(Items listed in a dataset)
>>

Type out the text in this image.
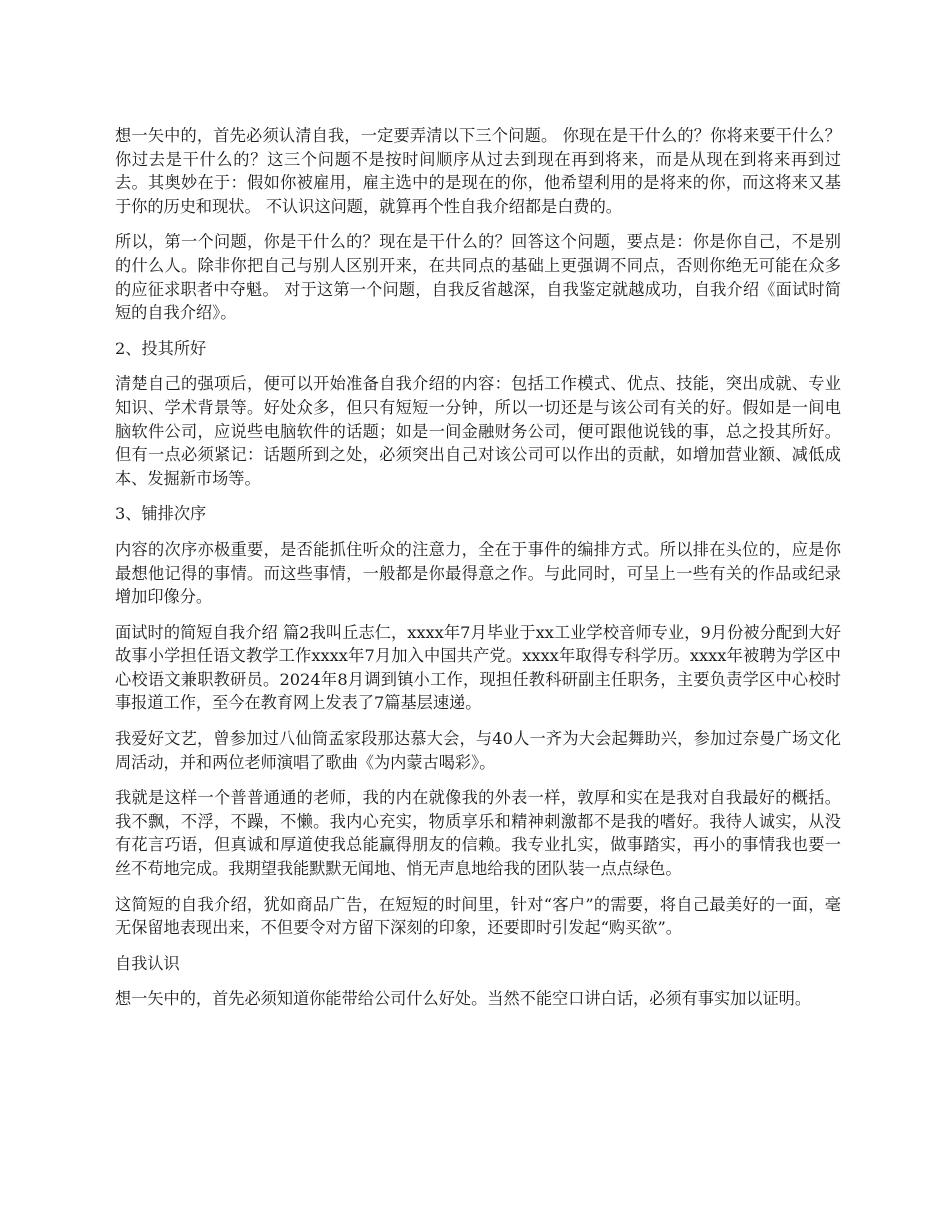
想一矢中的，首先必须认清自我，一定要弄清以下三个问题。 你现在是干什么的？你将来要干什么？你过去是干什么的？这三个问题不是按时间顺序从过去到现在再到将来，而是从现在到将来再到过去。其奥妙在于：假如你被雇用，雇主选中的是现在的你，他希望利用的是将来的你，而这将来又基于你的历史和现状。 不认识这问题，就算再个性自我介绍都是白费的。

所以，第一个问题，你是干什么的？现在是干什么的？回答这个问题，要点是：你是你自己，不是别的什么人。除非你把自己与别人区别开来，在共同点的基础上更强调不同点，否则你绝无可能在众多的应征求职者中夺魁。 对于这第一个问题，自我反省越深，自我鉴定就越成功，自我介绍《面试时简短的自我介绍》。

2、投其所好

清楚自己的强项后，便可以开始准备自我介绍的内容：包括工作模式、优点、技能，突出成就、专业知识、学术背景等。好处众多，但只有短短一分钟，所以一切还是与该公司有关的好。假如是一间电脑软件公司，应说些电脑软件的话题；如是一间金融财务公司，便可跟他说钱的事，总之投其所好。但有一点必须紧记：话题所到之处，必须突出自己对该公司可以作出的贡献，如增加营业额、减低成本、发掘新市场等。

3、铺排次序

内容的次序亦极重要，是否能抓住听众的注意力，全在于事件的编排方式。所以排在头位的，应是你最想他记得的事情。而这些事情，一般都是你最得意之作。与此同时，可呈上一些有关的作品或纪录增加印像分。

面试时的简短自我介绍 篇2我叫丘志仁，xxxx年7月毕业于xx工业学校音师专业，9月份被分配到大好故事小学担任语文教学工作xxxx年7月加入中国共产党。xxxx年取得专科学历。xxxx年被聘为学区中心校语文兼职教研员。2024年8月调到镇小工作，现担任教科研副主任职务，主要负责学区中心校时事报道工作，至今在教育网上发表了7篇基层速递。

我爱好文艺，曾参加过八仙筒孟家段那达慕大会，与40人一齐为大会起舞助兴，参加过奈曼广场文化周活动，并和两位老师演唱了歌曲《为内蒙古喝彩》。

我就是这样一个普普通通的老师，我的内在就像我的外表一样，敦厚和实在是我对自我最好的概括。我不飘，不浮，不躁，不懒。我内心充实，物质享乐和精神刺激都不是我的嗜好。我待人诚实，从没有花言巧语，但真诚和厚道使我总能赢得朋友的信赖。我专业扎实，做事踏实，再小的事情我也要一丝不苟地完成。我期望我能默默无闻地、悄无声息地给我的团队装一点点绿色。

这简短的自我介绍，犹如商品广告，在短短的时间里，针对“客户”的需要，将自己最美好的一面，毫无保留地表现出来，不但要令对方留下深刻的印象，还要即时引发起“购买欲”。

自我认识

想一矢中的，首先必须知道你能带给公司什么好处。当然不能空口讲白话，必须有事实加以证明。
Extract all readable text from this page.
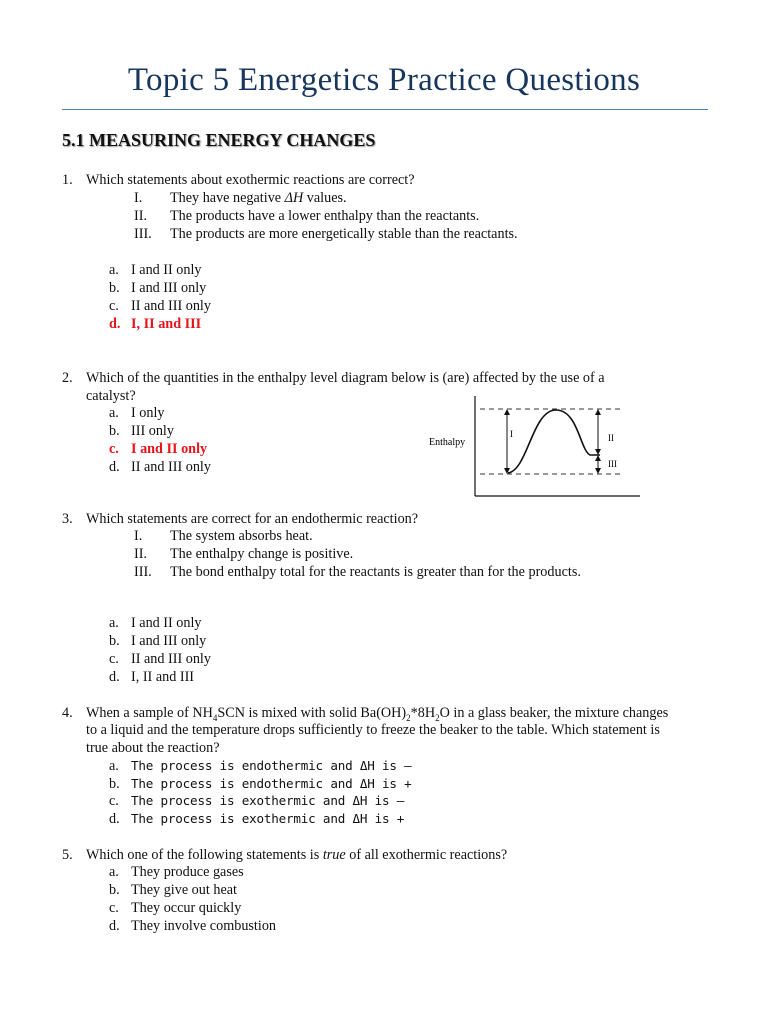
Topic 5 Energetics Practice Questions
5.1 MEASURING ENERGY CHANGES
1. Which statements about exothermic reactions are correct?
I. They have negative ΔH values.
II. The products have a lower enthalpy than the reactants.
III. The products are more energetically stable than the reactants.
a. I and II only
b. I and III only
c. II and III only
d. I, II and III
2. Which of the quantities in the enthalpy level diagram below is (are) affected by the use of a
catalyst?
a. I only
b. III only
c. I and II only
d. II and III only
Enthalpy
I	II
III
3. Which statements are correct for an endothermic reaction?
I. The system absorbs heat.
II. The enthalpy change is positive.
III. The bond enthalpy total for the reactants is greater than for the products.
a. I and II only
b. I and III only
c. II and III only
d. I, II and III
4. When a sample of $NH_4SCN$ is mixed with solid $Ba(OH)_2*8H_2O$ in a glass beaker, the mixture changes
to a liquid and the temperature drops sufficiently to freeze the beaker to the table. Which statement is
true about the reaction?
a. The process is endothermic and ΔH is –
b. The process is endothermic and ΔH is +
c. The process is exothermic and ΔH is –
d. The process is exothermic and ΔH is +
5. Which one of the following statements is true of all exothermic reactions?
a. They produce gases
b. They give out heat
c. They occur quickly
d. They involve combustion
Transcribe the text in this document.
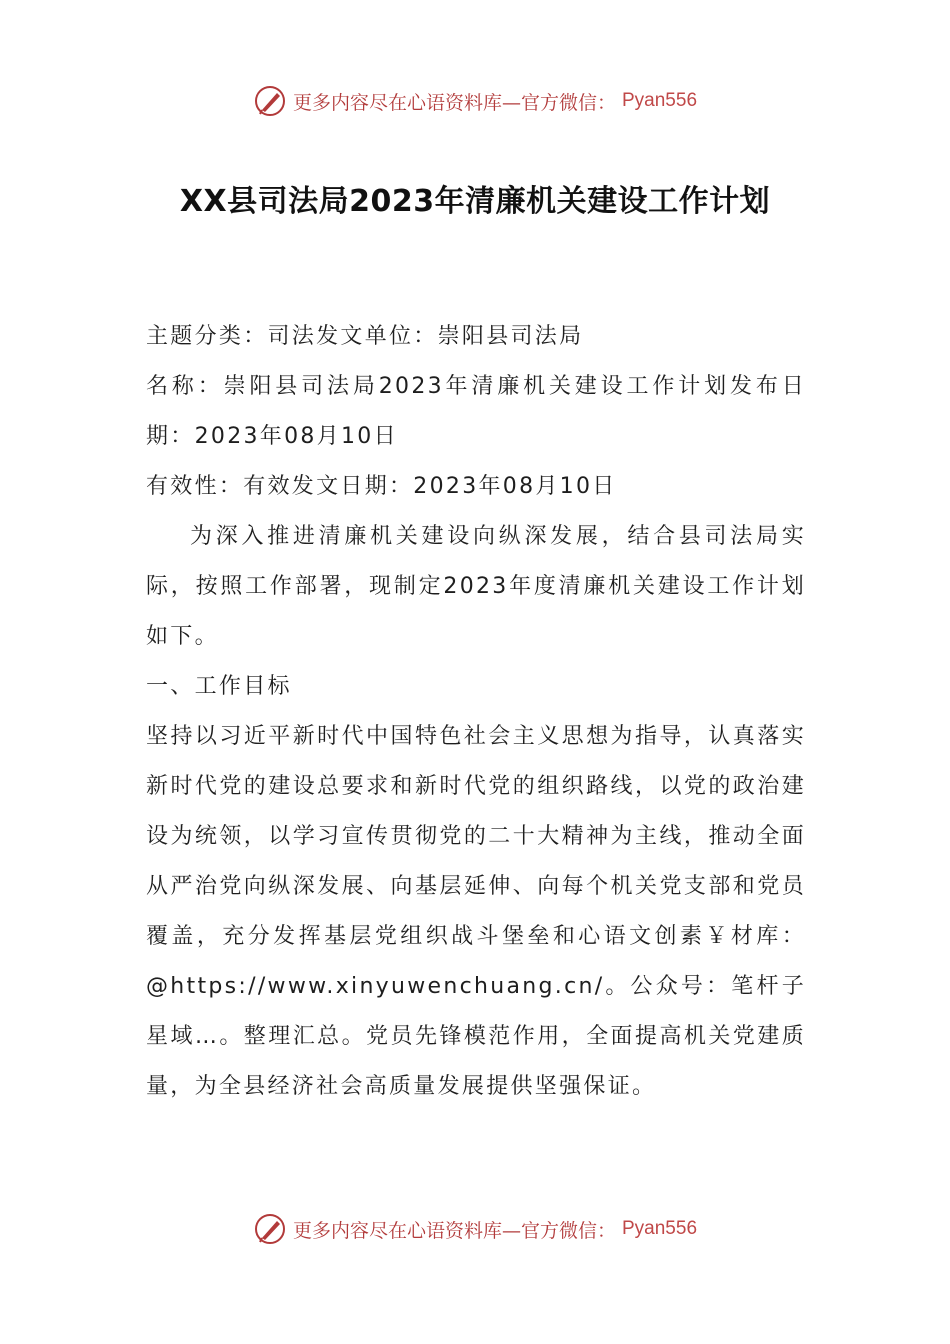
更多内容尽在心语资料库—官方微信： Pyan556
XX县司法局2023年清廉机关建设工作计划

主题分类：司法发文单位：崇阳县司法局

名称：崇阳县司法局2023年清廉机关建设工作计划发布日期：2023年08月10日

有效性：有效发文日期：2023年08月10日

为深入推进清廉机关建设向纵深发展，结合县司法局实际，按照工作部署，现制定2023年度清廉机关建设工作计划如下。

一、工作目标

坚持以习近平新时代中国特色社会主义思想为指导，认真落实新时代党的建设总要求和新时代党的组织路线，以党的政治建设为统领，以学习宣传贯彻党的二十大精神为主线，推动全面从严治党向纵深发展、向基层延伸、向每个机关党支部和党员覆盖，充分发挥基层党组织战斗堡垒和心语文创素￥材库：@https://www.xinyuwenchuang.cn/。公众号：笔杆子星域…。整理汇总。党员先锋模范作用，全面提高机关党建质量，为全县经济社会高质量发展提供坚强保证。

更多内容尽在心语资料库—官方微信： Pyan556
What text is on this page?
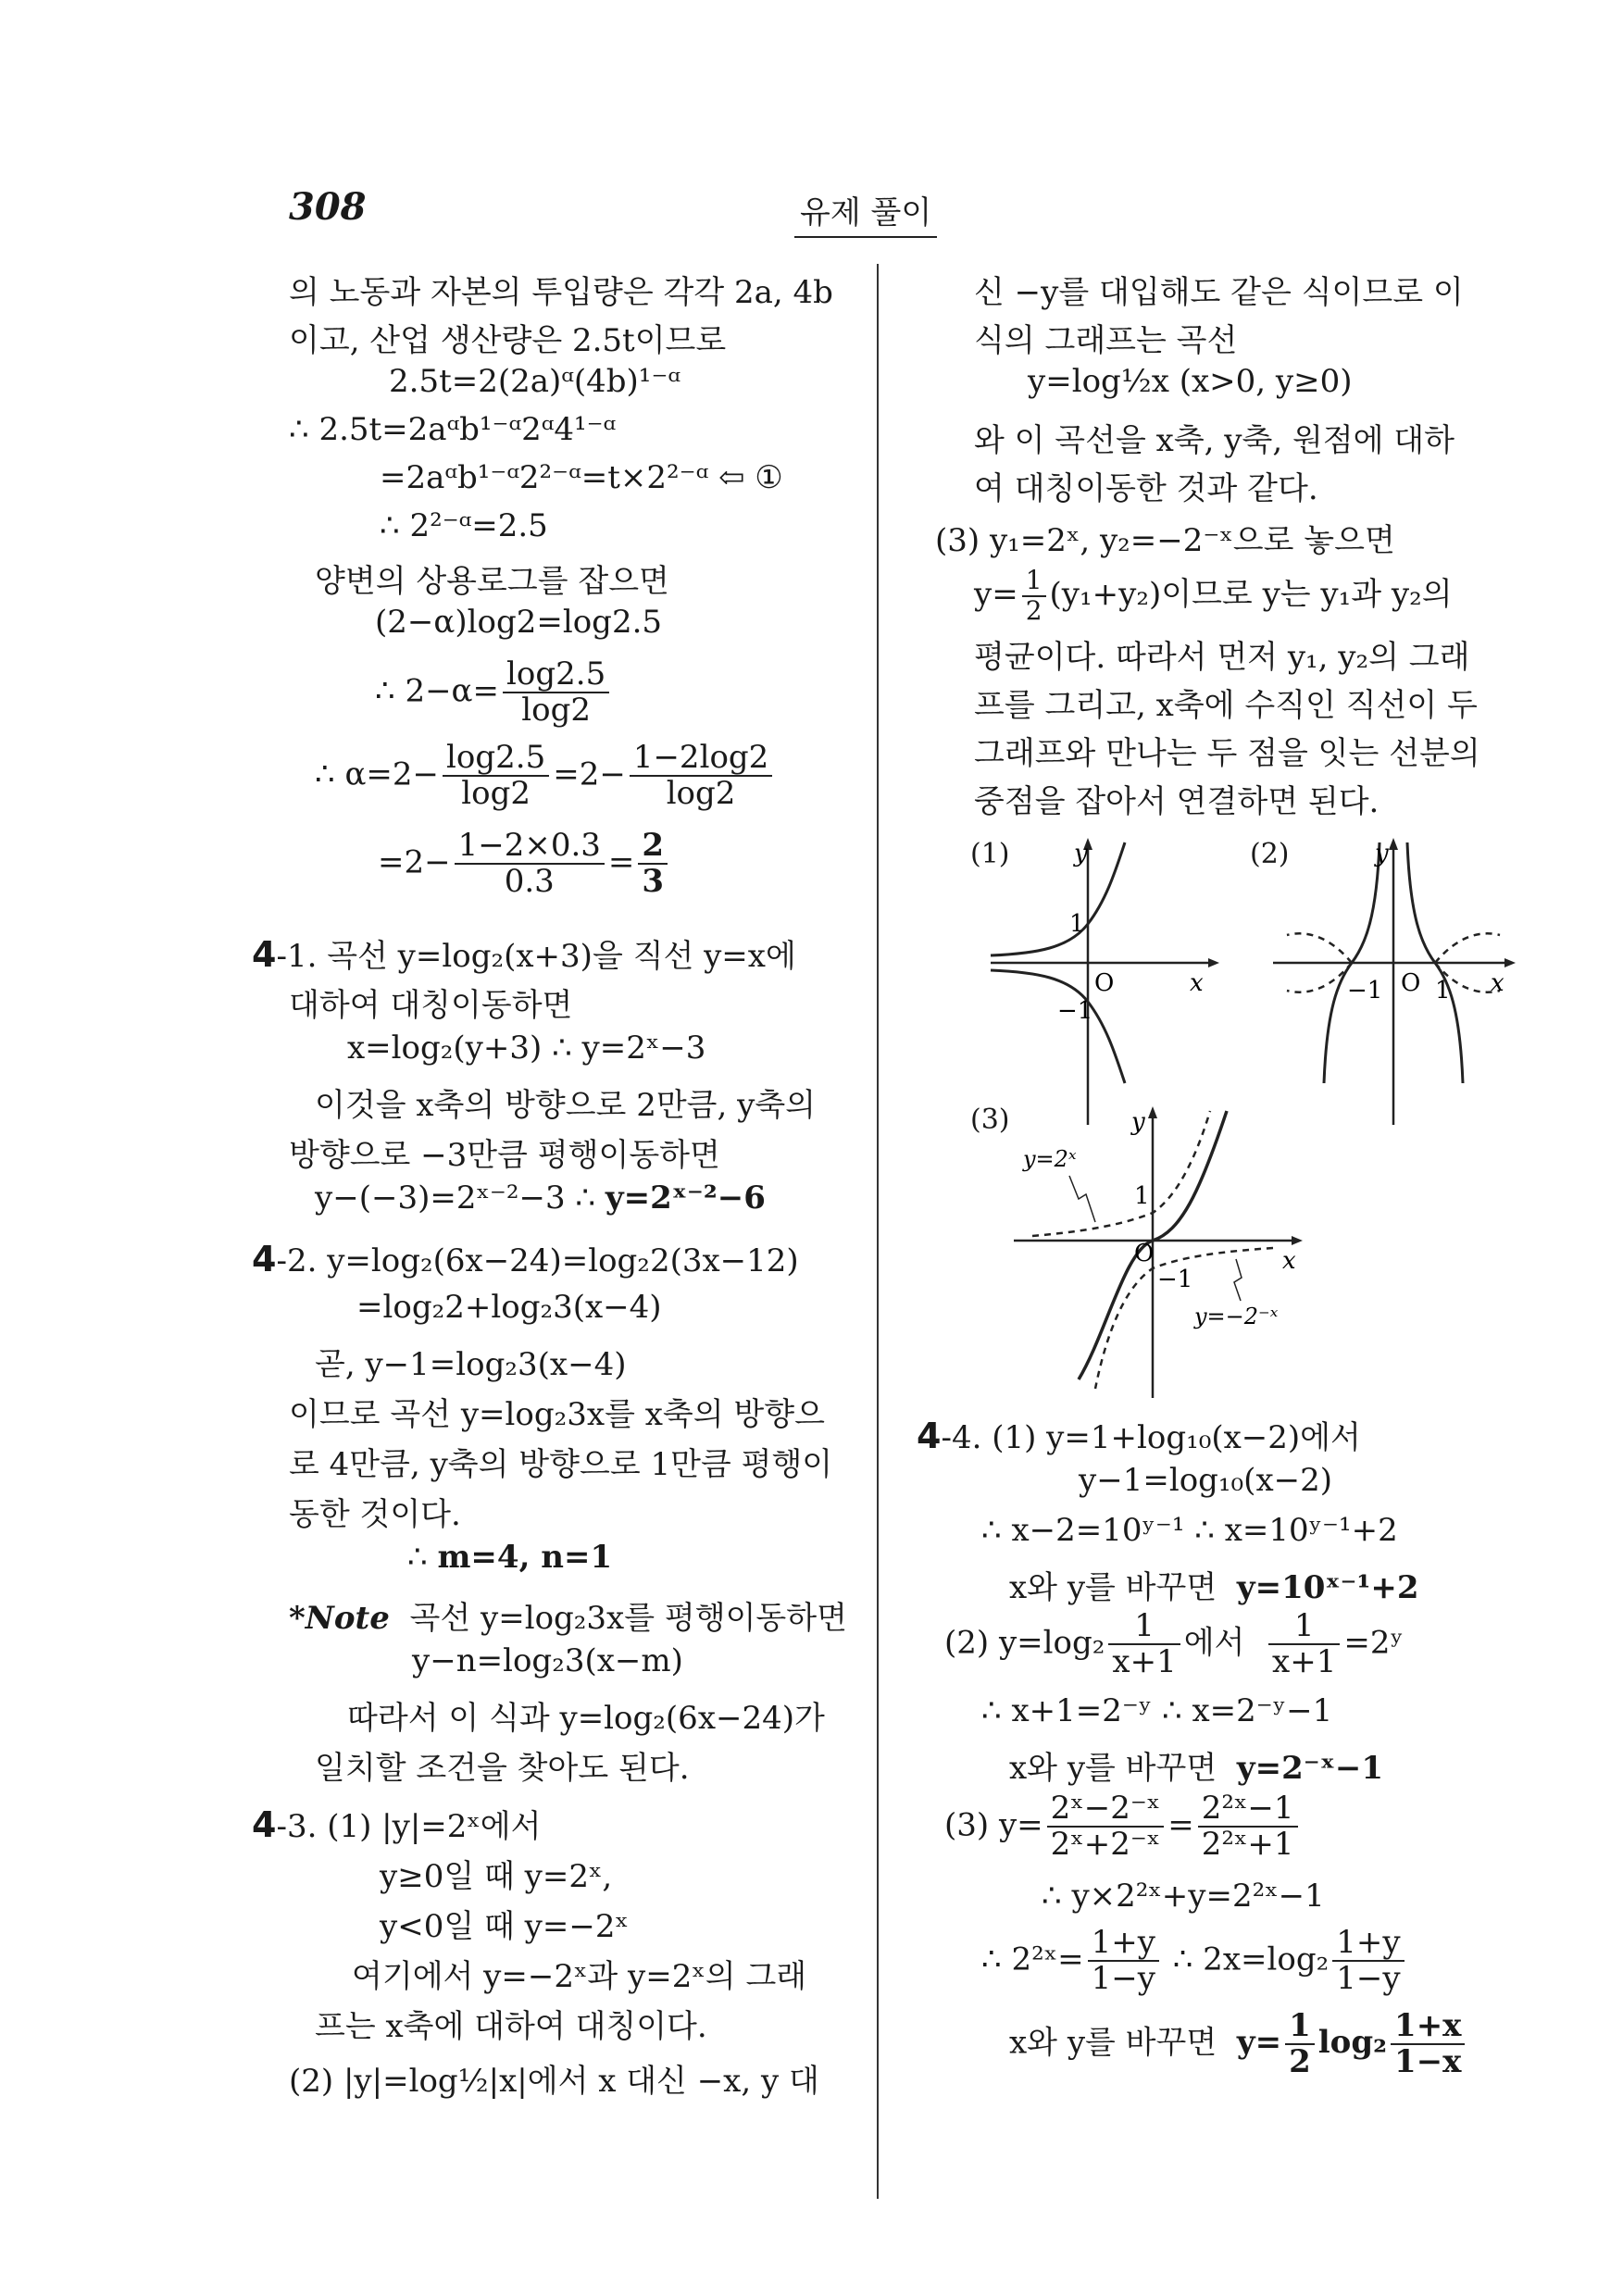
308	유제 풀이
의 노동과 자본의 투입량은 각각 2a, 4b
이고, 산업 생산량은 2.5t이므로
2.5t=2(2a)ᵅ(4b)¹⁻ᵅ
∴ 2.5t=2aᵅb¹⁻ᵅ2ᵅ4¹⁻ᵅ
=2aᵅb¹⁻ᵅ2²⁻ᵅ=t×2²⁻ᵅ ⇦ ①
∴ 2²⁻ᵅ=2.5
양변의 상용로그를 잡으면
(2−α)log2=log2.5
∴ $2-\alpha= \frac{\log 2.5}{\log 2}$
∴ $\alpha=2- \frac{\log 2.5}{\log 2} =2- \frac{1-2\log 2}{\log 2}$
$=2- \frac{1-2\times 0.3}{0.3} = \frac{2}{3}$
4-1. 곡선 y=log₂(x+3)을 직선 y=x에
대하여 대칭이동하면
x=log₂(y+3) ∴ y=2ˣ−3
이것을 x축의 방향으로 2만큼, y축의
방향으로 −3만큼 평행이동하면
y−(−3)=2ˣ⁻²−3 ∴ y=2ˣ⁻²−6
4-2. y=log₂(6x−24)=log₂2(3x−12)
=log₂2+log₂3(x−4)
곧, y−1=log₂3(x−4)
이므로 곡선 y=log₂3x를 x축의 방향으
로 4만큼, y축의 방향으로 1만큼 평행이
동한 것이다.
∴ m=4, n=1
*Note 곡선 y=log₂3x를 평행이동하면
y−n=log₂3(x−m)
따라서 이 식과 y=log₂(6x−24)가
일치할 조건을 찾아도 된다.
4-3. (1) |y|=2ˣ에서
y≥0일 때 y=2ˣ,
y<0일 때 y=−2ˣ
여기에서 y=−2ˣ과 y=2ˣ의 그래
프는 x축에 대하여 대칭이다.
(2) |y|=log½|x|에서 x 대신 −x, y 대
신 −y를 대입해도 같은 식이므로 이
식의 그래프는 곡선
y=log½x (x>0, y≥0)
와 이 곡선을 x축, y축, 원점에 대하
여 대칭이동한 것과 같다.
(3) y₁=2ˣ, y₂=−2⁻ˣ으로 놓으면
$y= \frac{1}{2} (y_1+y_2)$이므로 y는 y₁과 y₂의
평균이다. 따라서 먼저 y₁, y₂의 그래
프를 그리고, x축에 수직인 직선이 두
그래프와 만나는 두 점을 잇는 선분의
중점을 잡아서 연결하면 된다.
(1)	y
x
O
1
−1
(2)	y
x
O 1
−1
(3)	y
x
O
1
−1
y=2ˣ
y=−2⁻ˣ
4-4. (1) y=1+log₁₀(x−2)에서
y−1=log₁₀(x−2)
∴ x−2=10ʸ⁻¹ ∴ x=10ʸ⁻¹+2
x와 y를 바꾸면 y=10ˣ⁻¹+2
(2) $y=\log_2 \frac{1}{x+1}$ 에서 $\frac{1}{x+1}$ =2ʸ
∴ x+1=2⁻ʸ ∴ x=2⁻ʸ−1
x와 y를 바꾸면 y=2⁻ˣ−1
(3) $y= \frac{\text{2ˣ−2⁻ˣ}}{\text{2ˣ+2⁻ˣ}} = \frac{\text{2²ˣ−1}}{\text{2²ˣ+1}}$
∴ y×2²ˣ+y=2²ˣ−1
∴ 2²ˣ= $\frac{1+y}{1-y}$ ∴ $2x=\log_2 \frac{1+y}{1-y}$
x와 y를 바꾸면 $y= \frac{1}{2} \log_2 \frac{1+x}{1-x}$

<<

What you are asked to do
Pick out every line above that holds the word "alpha" and copy it.

Solution
∴ $2-\alpha= \frac{\log 2.5}{\log 2}$
∴ $\alpha=2- \frac{\log 2.5}{\log 2} =2- \frac{1-2\log 2}{\log 2}$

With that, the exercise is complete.